> _Your goal_: Leave out the pictures and return every entry exactly as it appears.

> _Structured figure records_:
= = = = = = =
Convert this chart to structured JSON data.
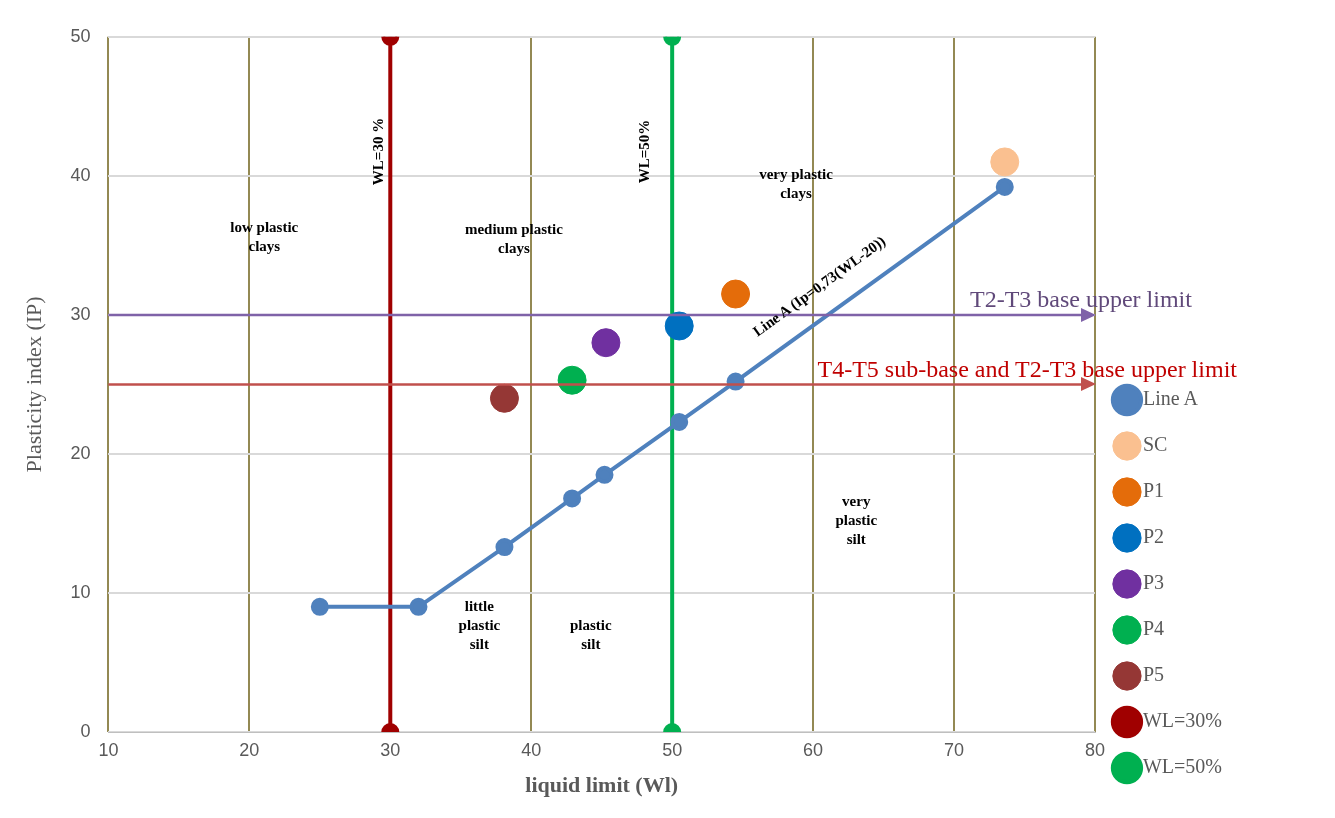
{
  "chart_data": {
    "type": "scatter",
    "xlabel": "liquid limit (Wl)",
    "ylabel": "Plasticity index (IP)",
    "xlim": [
      10,
      80
    ],
    "xticks": [
      10,
      20,
      30,
      40,
      50,
      60,
      70,
      80
    ],
    "ylim": [
      0,
      50
    ],
    "yticks": [
      0,
      10,
      20,
      30,
      40,
      50
    ],
    "grid": true,
    "legend": "right",
    "marker": "circle",
    "series": [
      {
        "name": "Line A",
        "type": "line",
        "color": "#4f81bd",
        "x": [
          25,
          32,
          38.1,
          42.9,
          45.2,
          50.5,
          54.5,
          73.6
        ],
        "values": [
          9,
          9,
          13.3,
          16.8,
          18.5,
          22.3,
          25.2,
          39.2
        ]
      },
      {
        "name": "SC",
        "type": "scatter",
        "color": "#fac090",
        "x": [
          73.6
        ],
        "values": [
          41
        ]
      },
      {
        "name": "P1",
        "type": "scatter",
        "color": "#e46c0a",
        "x": [
          54.5
        ],
        "values": [
          31.5
        ]
      },
      {
        "name": "P2",
        "type": "scatter",
        "color": "#0070c0",
        "x": [
          50.5
        ],
        "values": [
          29.2
        ]
      },
      {
        "name": "P3",
        "type": "scatter",
        "color": "#7030a0",
        "x": [
          45.3
        ],
        "values": [
          28
        ]
      },
      {
        "name": "P4",
        "type": "scatter",
        "color": "#00b050",
        "x": [
          42.9
        ],
        "values": [
          25.3
        ]
      },
      {
        "name": "P5",
        "type": "scatter",
        "color": "#953735",
        "x": [
          38.1
        ],
        "values": [
          24
        ]
      },
      {
        "name": "WL=30%",
        "type": "line",
        "color": "#a00000",
        "x": [
          30,
          30
        ],
        "values": [
          0,
          50
        ]
      },
      {
        "name": "WL=50%",
        "type": "line",
        "color": "#00b050",
        "x": [
          50,
          50
        ],
        "values": [
          0,
          50
        ]
      }
    ],
    "ref_lines": [
      {
        "axis": "y",
        "value": 30,
        "label": "T2-T3 base upper limit",
        "color": "#7f62a8"
      },
      {
        "axis": "y",
        "value": 25,
        "label": "T4-T5 sub-base and T2-T3 base upper limit",
        "color": "#c0504d"
      }
    ],
    "annotations": [
      "low plastic\nclays",
      "medium plastic\nclays",
      "very plastic\nclays",
      "very\nplastic\nsilt",
      "little\nplastic\nsilt",
      "plastic\nsilt",
      "WL=30 %",
      "WL=50%",
      "Line A (Ip=0,73(WL-20))"
    ]
  }
}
= = = = = = =
> _Exercise response_:
Convert this chart to structured JSON data.
{
  "chart_data": {
    "type": "scatter",
    "xlabel": "liquid limit (Wl)",
    "ylabel": "Plasticity index (IP)",
    "xlim": [
      10,
      80
    ],
    "xticks": [
      10,
      20,
      30,
      40,
      50,
      60,
      70,
      80
    ],
    "ylim": [
      0,
      50
    ],
    "yticks": [
      0,
      10,
      20,
      30,
      40,
      50
    ],
    "grid": true,
    "legend": "right",
    "marker": "circle",
    "series": [
      {
        "name": "Line A",
        "type": "line",
        "color": "#4f81bd",
        "x": [
          25,
          32,
          38.1,
          42.9,
          45.2,
          50.5,
          54.5,
          73.6
        ],
        "values": [
          9,
          9,
          13.3,
          16.8,
          18.5,
          22.3,
          25.2,
          39.2
        ]
      },
      {
        "name": "SC",
        "type": "scatter",
        "color": "#fac090",
        "x": [
          73.6
        ],
        "values": [
          41
        ]
      },
      {
        "name": "P1",
        "type": "scatter",
        "color": "#e46c0a",
        "x": [
          54.5
        ],
        "values": [
          31.5
        ]
      },
      {
        "name": "P2",
        "type": "scatter",
        "color": "#0070c0",
        "x": [
          50.5
        ],
        "values": [
          29.2
        ]
      },
      {
        "name": "P3",
        "type": "scatter",
        "color": "#7030a0",
        "x": [
          45.3
        ],
        "values": [
          28
        ]
      },
      {
        "name": "P4",
        "type": "scatter",
        "color": "#00b050",
        "x": [
          42.9
        ],
        "values": [
          25.3
        ]
      },
      {
        "name": "P5",
        "type": "scatter",
        "color": "#953735",
        "x": [
          38.1
        ],
        "values": [
          24
        ]
      },
      {
        "name": "WL=30%",
        "type": "line",
        "color": "#a00000",
        "x": [
          30,
          30
        ],
        "values": [
          0,
          50
        ]
      },
      {
        "name": "WL=50%",
        "type": "line",
        "color": "#00b050",
        "x": [
          50,
          50
        ],
        "values": [
          0,
          50
        ]
      }
    ],
    "ref_lines": [
      {
        "axis": "y",
        "value": 30,
        "label": "T2-T3 base upper limit",
        "color": "#7f62a8"
      },
      {
        "axis": "y",
        "value": 25,
        "label": "T4-T5 sub-base and T2-T3 base upper limit",
        "color": "#c0504d"
      }
    ],
    "annotations": [
      "low plastic\nclays",
      "medium plastic\nclays",
      "very plastic\nclays",
      "very\nplastic\nsilt",
      "little\nplastic\nsilt",
      "plastic\nsilt",
      "WL=30 %",
      "WL=50%",
      "Line A (Ip=0,73(WL-20))"
    ]
  }
}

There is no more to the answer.